*Short problem*: Locate all lines with the word "Advanced". Copy them.

Entries taken from a collection
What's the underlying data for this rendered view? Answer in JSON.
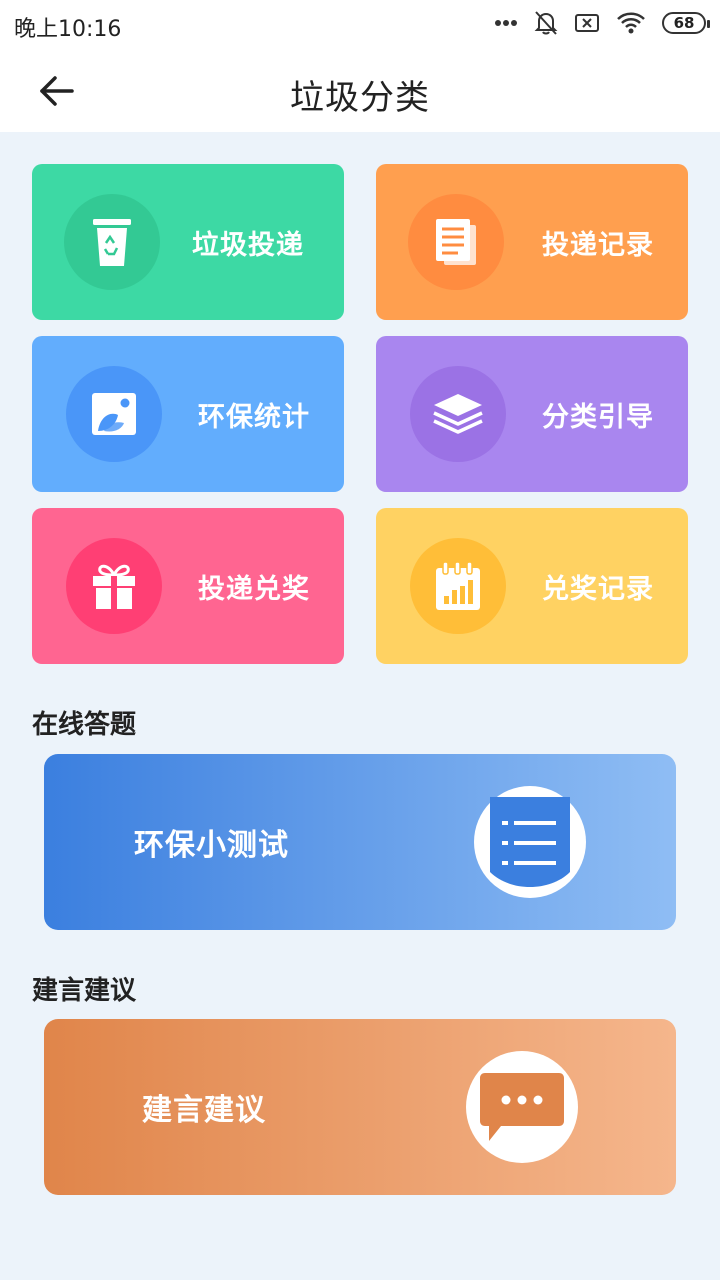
{
  "status_bar": {
    "time": "晚上10:16",
    "battery": "68",
    "icons": [
      "more-dots-icon",
      "bell-off-icon",
      "sim-off-icon",
      "wifi-icon",
      "battery-icon"
    ]
  },
  "header": {
    "title": "垃圾分类",
    "back_icon": "arrow-left-icon"
  },
  "grid": {
    "items": [
      {
        "label": "垃圾投递",
        "icon": "recycle-bin-icon",
        "color": "#3dd9a4",
        "circle": "#33c994"
      },
      {
        "label": "投递记录",
        "icon": "documents-icon",
        "color": "#ff9f4f",
        "circle": "#ff8c40"
      },
      {
        "label": "环保统计",
        "icon": "leaf-picture-icon",
        "color": "#62adfd",
        "circle": "#4a96f8"
      },
      {
        "label": "分类引导",
        "icon": "layers-icon",
        "color": "#a986ef",
        "circle": "#9b72e5"
      },
      {
        "label": "投递兑奖",
        "icon": "gift-icon",
        "color": "#ff6591",
        "circle": "#ff3f74"
      },
      {
        "label": "兑奖记录",
        "icon": "calendar-chart-icon",
        "color": "#ffd262",
        "circle": "#ffbe38"
      }
    ]
  },
  "quiz": {
    "section_title": "在线答题",
    "banner_label": "环保小测试",
    "icon": "list-document-icon",
    "color_start": "#3b7fdf",
    "color_end": "#8fbdf4"
  },
  "advice": {
    "section_title": "建言建议",
    "banner_label": "建言建议",
    "icon": "chat-bubble-icon",
    "color_start": "#e0854a",
    "color_end": "#f5b68c"
  }
}
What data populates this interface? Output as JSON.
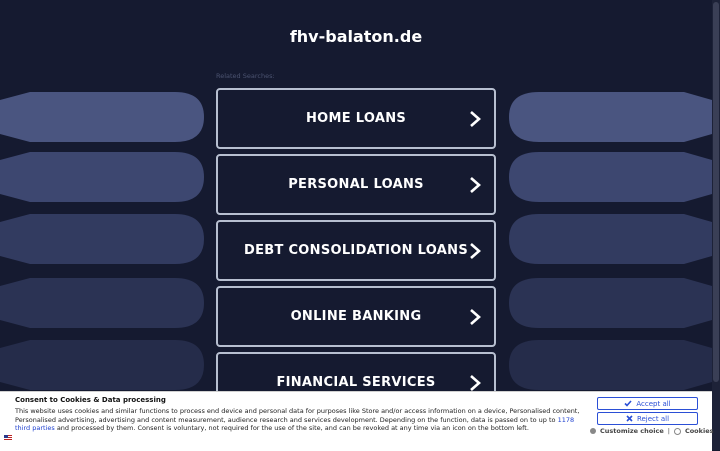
{
  "header": {
    "site_title": "fhv-balaton.de",
    "related_label": "Related Searches:"
  },
  "links": [
    {
      "label": "HOME LOANS"
    },
    {
      "label": "PERSONAL LOANS"
    },
    {
      "label": "DEBT CONSOLIDATION LOANS"
    },
    {
      "label": "ONLINE BANKING"
    },
    {
      "label": "FINANCIAL SERVICES"
    }
  ],
  "consent": {
    "title": "Consent to Cookies & Data processing",
    "text_part1": "This website uses cookies and similar functions to process end device and personal data for purposes like Store and/or access information on a device, Personalised content, Personalised advertising, advertising and content measurement, audience research and services development. Depending on the function, data is passed on to up to ",
    "link_text": "1178 third parties",
    "text_part2": " and processed by them. Consent is voluntary, not required for the use of the site, and can be revoked at any time via an icon on the bottom left.",
    "accept_label": "Accept all",
    "reject_label": "Reject all",
    "customize_label": "Customize choice",
    "separator": "|",
    "cookies_label": "Cookies"
  },
  "colors": {
    "background": "#151a30",
    "deco_top": "#4a5580",
    "deco_bottom": "#232a48",
    "accent_blue": "#2b4fd6"
  }
}
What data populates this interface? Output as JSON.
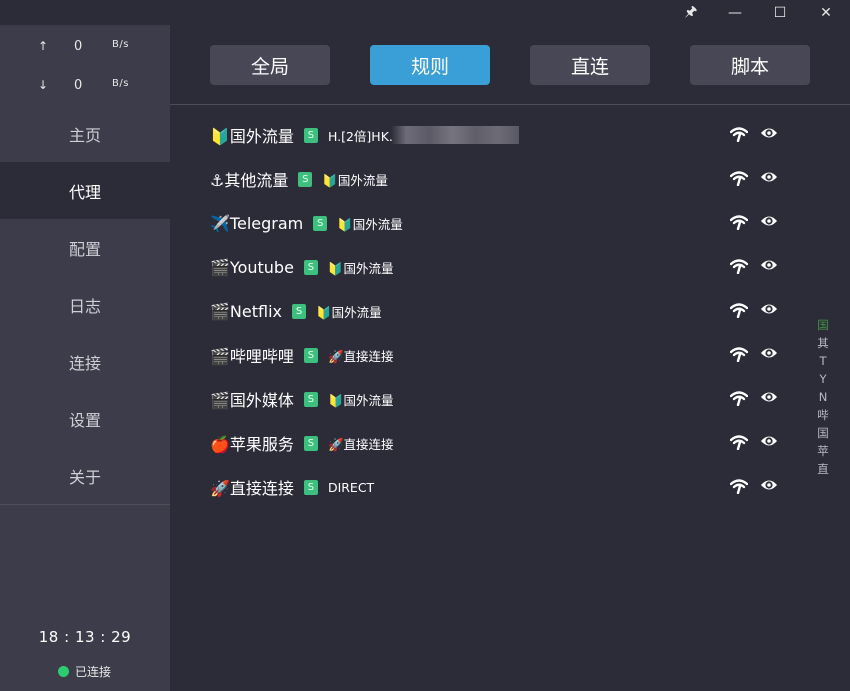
{
  "titlebar": {
    "pin_glyph": "🖈",
    "minimize_glyph": "—",
    "maximize_glyph": "☐",
    "close_glyph": "✕"
  },
  "speed": {
    "up_arrow": "↑",
    "up_value": "0",
    "up_unit": "B/s",
    "down_arrow": "↓",
    "down_value": "0",
    "down_unit": "B/s"
  },
  "nav": {
    "items": [
      {
        "label": "主页"
      },
      {
        "label": "代理"
      },
      {
        "label": "配置"
      },
      {
        "label": "日志"
      },
      {
        "label": "连接"
      },
      {
        "label": "设置"
      },
      {
        "label": "关于"
      }
    ],
    "active": "代理"
  },
  "status": {
    "clock": "18 : 13 : 29",
    "connection": "已连接",
    "connection_color": "#2ecc71"
  },
  "modes": [
    {
      "label": "全局"
    },
    {
      "label": "规则"
    },
    {
      "label": "直连"
    },
    {
      "label": "脚本"
    }
  ],
  "active_mode": "规则",
  "accent_color": "#3a9fd6",
  "proxies": [
    {
      "name": "🔰国外流量",
      "badge": "S",
      "current": "H.[2倍]HK."
    },
    {
      "name": "⚓其他流量",
      "badge": "S",
      "current": "🔰国外流量"
    },
    {
      "name": "✈️Telegram",
      "badge": "S",
      "current": "🔰国外流量"
    },
    {
      "name": "🎬Youtube",
      "badge": "S",
      "current": "🔰国外流量"
    },
    {
      "name": "🎬Netflix",
      "badge": "S",
      "current": "🔰国外流量"
    },
    {
      "name": "🎬哔哩哔哩",
      "badge": "S",
      "current": "🚀直接连接"
    },
    {
      "name": "🎬国外媒体",
      "badge": "S",
      "current": "🔰国外流量"
    },
    {
      "name": "🍎苹果服务",
      "badge": "S",
      "current": "🚀直接连接"
    },
    {
      "name": "🚀直接连接",
      "badge": "S",
      "current": "DIRECT"
    }
  ],
  "side_index": [
    "国",
    "其",
    "T",
    "Y",
    "N",
    "哔",
    "国",
    "苹",
    "直"
  ]
}
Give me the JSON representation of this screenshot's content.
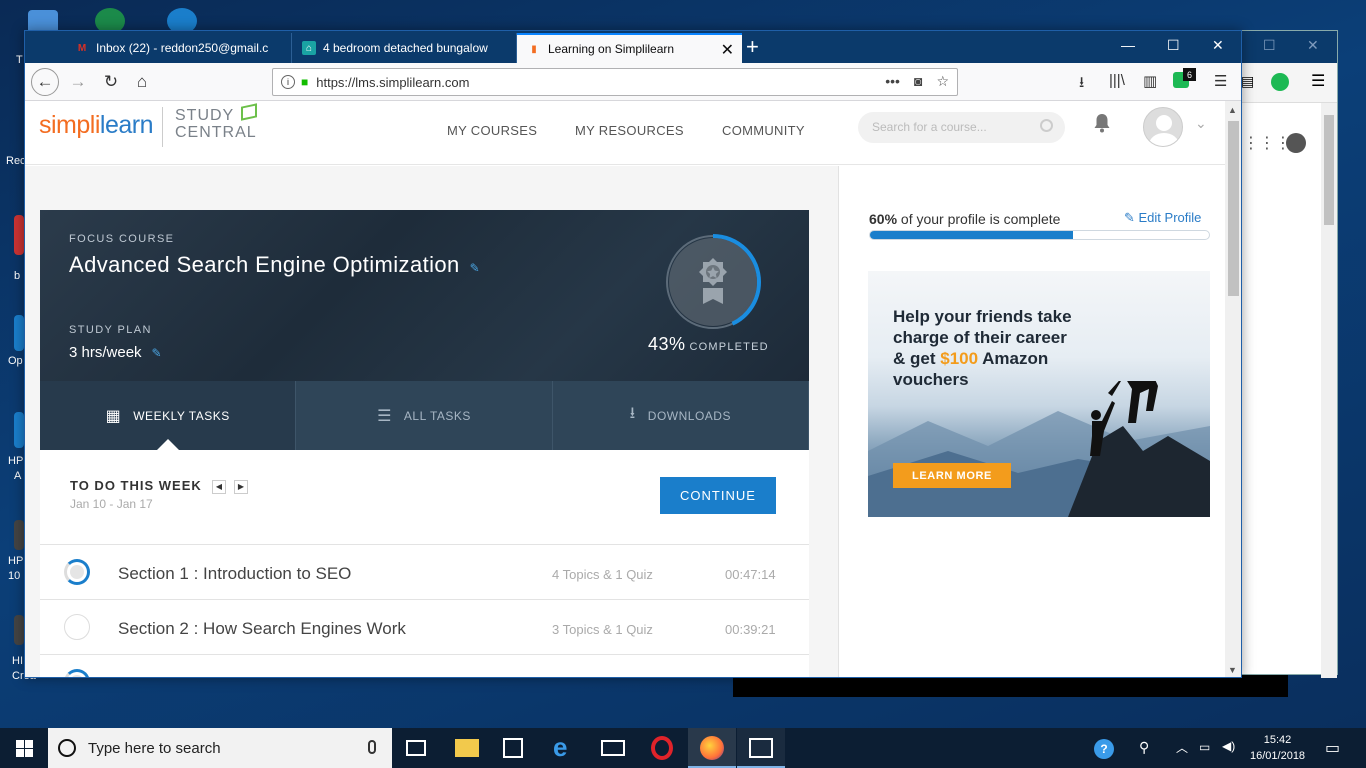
{
  "desktop": {
    "labels": [
      "T",
      "Rec",
      "b",
      "Op",
      "HP",
      "A",
      "HP",
      "10",
      "HI",
      "Crea"
    ]
  },
  "browser": {
    "tabs": [
      {
        "favicon": "gmail-icon",
        "label": "Inbox (22) - reddon250@gmail.c"
      },
      {
        "favicon": "house-icon",
        "label": "4 bedroom detached bungalow"
      },
      {
        "favicon": "simplilearn-icon",
        "label": "Learning on Simplilearn",
        "active": true
      }
    ],
    "new_tab": "+",
    "url": "https://lms.simplilearn.com",
    "extension_badge": "6"
  },
  "site": {
    "logo_simpl": "simpl",
    "logo_i": "i",
    "logo_learn": "learn",
    "study_central_1": "STUDY",
    "study_central_2": "CENTRAL",
    "nav": [
      "MY COURSES",
      "MY RESOURCES",
      "COMMUNITY"
    ],
    "search_placeholder": "Search for a course..."
  },
  "focus": {
    "label": "FOCUS COURSE",
    "title": "Advanced Search Engine Optimization",
    "plan_label": "STUDY PLAN",
    "plan_value": "3 hrs/week",
    "percent_text": "43%",
    "percent_value": 0.43,
    "completed_label": "COMPLETED"
  },
  "course_tabs": [
    {
      "icon": "calendar-icon",
      "label": "WEEKLY TASKS"
    },
    {
      "icon": "list-icon",
      "label": "ALL TASKS"
    },
    {
      "icon": "download-icon",
      "label": "DOWNLOADS"
    }
  ],
  "todo": {
    "heading": "TO DO THIS WEEK",
    "dates": "Jan 10 - Jan 17",
    "continue_label": "CONTINUE",
    "sections": [
      {
        "name": "Section 1 : Introduction to SEO",
        "topics": "4 Topics & 1 Quiz",
        "time": "00:47:14"
      },
      {
        "name": "Section 2 : How Search Engines Work",
        "topics": "3 Topics & 1 Quiz",
        "time": "00:39:21"
      }
    ]
  },
  "profile": {
    "percent_text": "60%",
    "suffix": " of your profile is complete",
    "edit_label": "Edit Profile",
    "fill_value": 0.6
  },
  "ad": {
    "line1": "Help your friends take",
    "line2": "charge of their career",
    "line3a": "& get ",
    "line3b": "$100",
    "line3c": " Amazon",
    "line4": "vouchers",
    "cta": "LEARN MORE"
  },
  "taskbar": {
    "search_placeholder": "Type here to search",
    "time": "15:42",
    "date": "16/01/2018"
  },
  "colors": {
    "accent": "#1a7ecb",
    "brand_orange": "#f36d21",
    "hero_dark": "#263747"
  }
}
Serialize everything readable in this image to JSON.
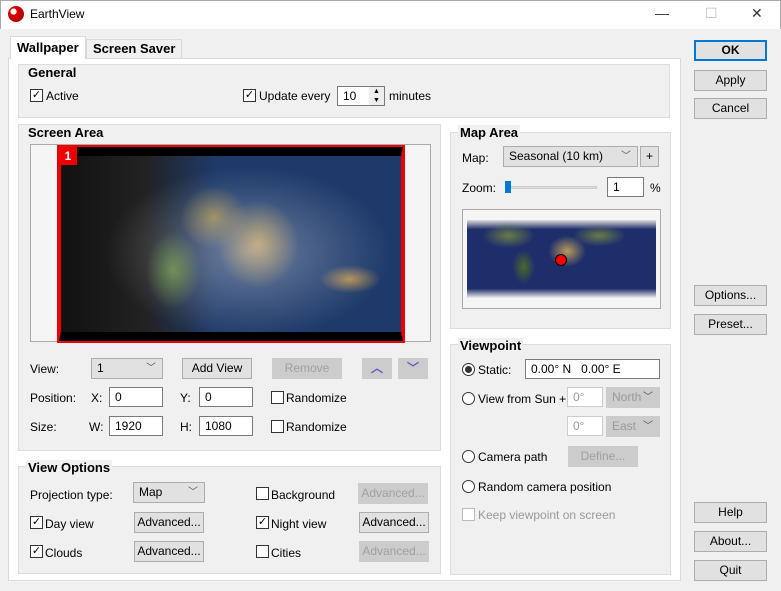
{
  "window": {
    "title": "EarthView",
    "minimize": "—",
    "maximize": "☐",
    "close": "✕"
  },
  "tabs": [
    {
      "label": "Wallpaper",
      "active": true
    },
    {
      "label": "Screen Saver",
      "active": false
    }
  ],
  "general": {
    "title": "General",
    "active_label": "Active",
    "active_checked": true,
    "update_label": "Update every",
    "update_checked": true,
    "update_value": "10",
    "minutes_label": "minutes"
  },
  "screen_area": {
    "title": "Screen Area",
    "view_badge": "1",
    "view_label": "View:",
    "view_value": "1",
    "add_view": "Add View",
    "remove": "Remove",
    "position_label": "Position:",
    "x_label": "X:",
    "x_value": "0",
    "y_label": "Y:",
    "y_value": "0",
    "randomize_pos": "Randomize",
    "size_label": "Size:",
    "w_label": "W:",
    "w_value": "1920",
    "h_label": "H:",
    "h_value": "1080",
    "randomize_size": "Randomize"
  },
  "view_options": {
    "title": "View Options",
    "projection_label": "Projection type:",
    "projection_value": "Map",
    "background_label": "Background",
    "background_checked": false,
    "day_label": "Day view",
    "day_checked": true,
    "night_label": "Night view",
    "night_checked": true,
    "clouds_label": "Clouds",
    "clouds_checked": true,
    "cities_label": "Cities",
    "cities_checked": false,
    "advanced": "Advanced..."
  },
  "map_area": {
    "title": "Map Area",
    "map_label": "Map:",
    "map_value": "Seasonal (10 km)",
    "plus": "+",
    "zoom_label": "Zoom:",
    "zoom_value": "1",
    "zoom_unit": "%",
    "zoom_percent": 1,
    "accent": "#0078d7"
  },
  "viewpoint": {
    "title": "Viewpoint",
    "static_label": "Static:",
    "static_value": "0.00° N   0.00° E",
    "sun_label": "View from Sun +",
    "sun_lat": "0°",
    "sun_lat_dir": "North",
    "sun_lon": "0°",
    "sun_lon_dir": "East",
    "camera_label": "Camera path",
    "define": "Define...",
    "random_label": "Random camera position",
    "keep_label": "Keep viewpoint on screen",
    "selected": "static"
  },
  "buttons": {
    "ok": "OK",
    "apply": "Apply",
    "cancel": "Cancel",
    "options": "Options...",
    "preset": "Preset...",
    "help": "Help",
    "about": "About...",
    "quit": "Quit"
  }
}
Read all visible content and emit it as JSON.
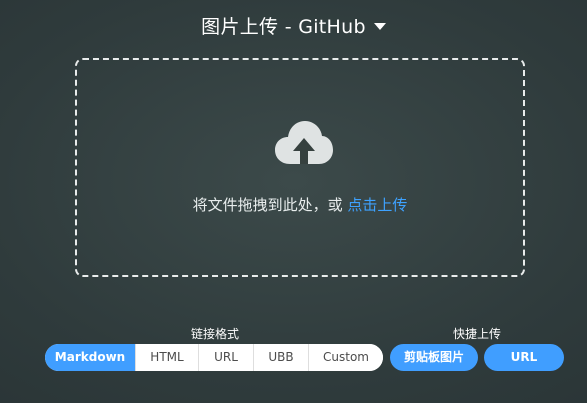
{
  "header": {
    "title": "图片上传 - GitHub",
    "dropdown_icon": "caret-down-icon"
  },
  "dropzone": {
    "icon": "cloud-upload-icon",
    "text": "将文件拖拽到此处，或 ",
    "link": "点击上传"
  },
  "link_format": {
    "label": "链接格式",
    "options": [
      "Markdown",
      "HTML",
      "URL",
      "UBB",
      "Custom"
    ],
    "selected": "Markdown"
  },
  "quick_upload": {
    "label": "快捷上传",
    "clipboard_button": "剪贴板图片",
    "url_button": "URL"
  },
  "colors": {
    "accent": "#409eff",
    "link": "#3ea2ff",
    "background": "#2f3b3c"
  }
}
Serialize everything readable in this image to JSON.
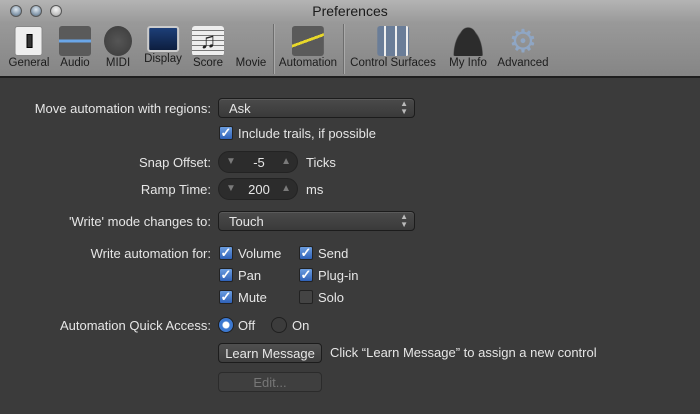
{
  "window": {
    "title": "Preferences"
  },
  "toolbar": [
    {
      "label": "General",
      "icon": "general-switch-icon"
    },
    {
      "label": "Audio",
      "icon": "audio-wave-icon"
    },
    {
      "label": "MIDI",
      "icon": "midi-connector-icon"
    },
    {
      "label": "Display",
      "icon": "display-monitor-icon"
    },
    {
      "label": "Score",
      "icon": "score-notes-icon"
    },
    {
      "label": "Movie",
      "icon": "clapperboard-icon"
    },
    {
      "label": "Automation",
      "icon": "automation-curve-icon"
    },
    {
      "label": "Control Surfaces",
      "icon": "faders-icon"
    },
    {
      "label": "My Info",
      "icon": "person-icon"
    },
    {
      "label": "Advanced",
      "icon": "gear-icon"
    }
  ],
  "form": {
    "move_label": "Move automation with regions:",
    "move_value": "Ask",
    "trails_label": "Include trails, if possible",
    "snap_label": "Snap Offset:",
    "snap_value": "-5",
    "snap_unit": "Ticks",
    "ramp_label": "Ramp Time:",
    "ramp_value": "200",
    "ramp_unit": "ms",
    "write_mode_label": "'Write' mode changes to:",
    "write_mode_value": "Touch",
    "write_for_label": "Write automation for:",
    "volume": "Volume",
    "send": "Send",
    "pan": "Pan",
    "plugin": "Plug-in",
    "mute": "Mute",
    "solo": "Solo",
    "quick_label": "Automation Quick Access:",
    "off": "Off",
    "on": "On",
    "learn_button": "Learn Message",
    "learn_hint": "Click “Learn Message” to assign a new control",
    "edit_button": "Edit..."
  }
}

*Written answer*:
    "title": "Advanced Search Engine Optimization",
    "advanced": "Advanced..."
      "label": "Advanced",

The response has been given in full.